-- START Data to use --

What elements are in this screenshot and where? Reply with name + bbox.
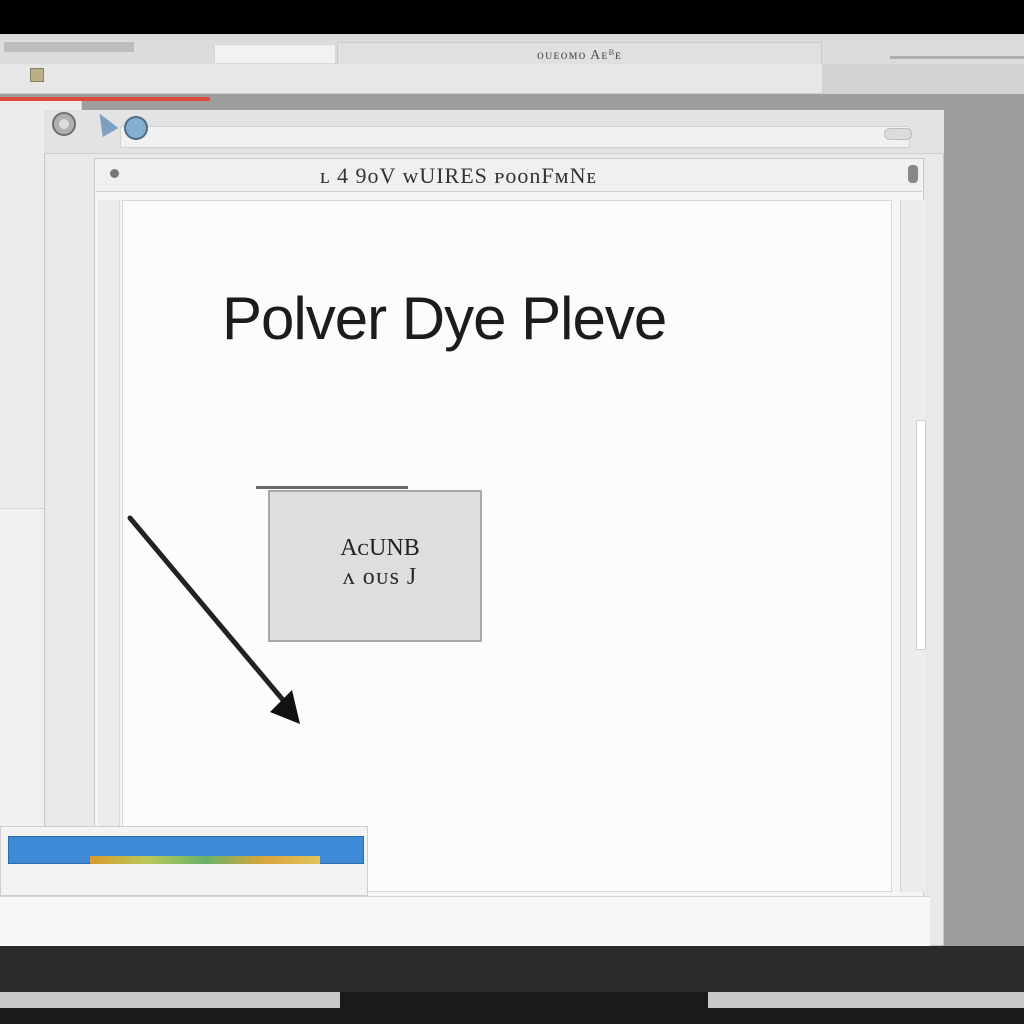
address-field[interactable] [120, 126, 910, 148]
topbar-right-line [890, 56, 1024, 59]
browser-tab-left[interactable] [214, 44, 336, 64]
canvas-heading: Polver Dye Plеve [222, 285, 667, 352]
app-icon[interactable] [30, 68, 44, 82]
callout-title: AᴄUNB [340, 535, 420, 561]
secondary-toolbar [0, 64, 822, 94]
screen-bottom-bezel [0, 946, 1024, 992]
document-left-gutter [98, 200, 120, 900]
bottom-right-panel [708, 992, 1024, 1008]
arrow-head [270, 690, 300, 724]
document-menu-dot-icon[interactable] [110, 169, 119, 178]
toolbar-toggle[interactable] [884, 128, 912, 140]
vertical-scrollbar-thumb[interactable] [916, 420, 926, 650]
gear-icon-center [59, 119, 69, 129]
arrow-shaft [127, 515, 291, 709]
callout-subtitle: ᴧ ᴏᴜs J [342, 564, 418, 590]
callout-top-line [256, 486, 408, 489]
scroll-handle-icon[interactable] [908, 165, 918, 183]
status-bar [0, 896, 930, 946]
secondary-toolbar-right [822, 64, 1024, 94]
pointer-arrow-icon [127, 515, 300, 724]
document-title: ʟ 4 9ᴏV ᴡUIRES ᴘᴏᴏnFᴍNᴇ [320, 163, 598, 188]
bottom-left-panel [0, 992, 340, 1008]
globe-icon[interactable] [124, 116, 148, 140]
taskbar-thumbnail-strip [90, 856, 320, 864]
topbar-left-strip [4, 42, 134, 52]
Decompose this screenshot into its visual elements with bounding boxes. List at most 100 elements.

-- END Data to use --

Give the lines of the material starting at the line that contains "address-field[interactable] [120, 126, 910, 148]" and ending at the line that contains "toolbar-toggle[interactable] [884, 128, 912, 140]" as a JSON list of strings, one string per line, omitting blank lines.

- Result for this task:
[
  "address-field[interactable] [120, 126, 910, 148]",
  "topbar-right-line [890, 56, 1024, 59]",
  "browser-tab-left[interactable] [214, 44, 336, 64]",
  "canvas-heading: Polver Dye Plеve [222, 285, 667, 352]",
  "app-icon[interactable] [30, 68, 44, 82]",
  "callout-title: AᴄUNB [340, 535, 420, 561]",
  "secondary-toolbar [0, 64, 822, 94]",
  "screen-bottom-bezel [0, 946, 1024, 992]",
  "document-left-gutter [98, 200, 120, 900]",
  "bottom-right-panel [708, 992, 1024, 1008]",
  "arrow-head [270, 690, 300, 724]",
  "document-menu-dot-icon[interactable] [110, 169, 119, 178]",
  "toolbar-toggle[interactable] [884, 128, 912, 140]"
]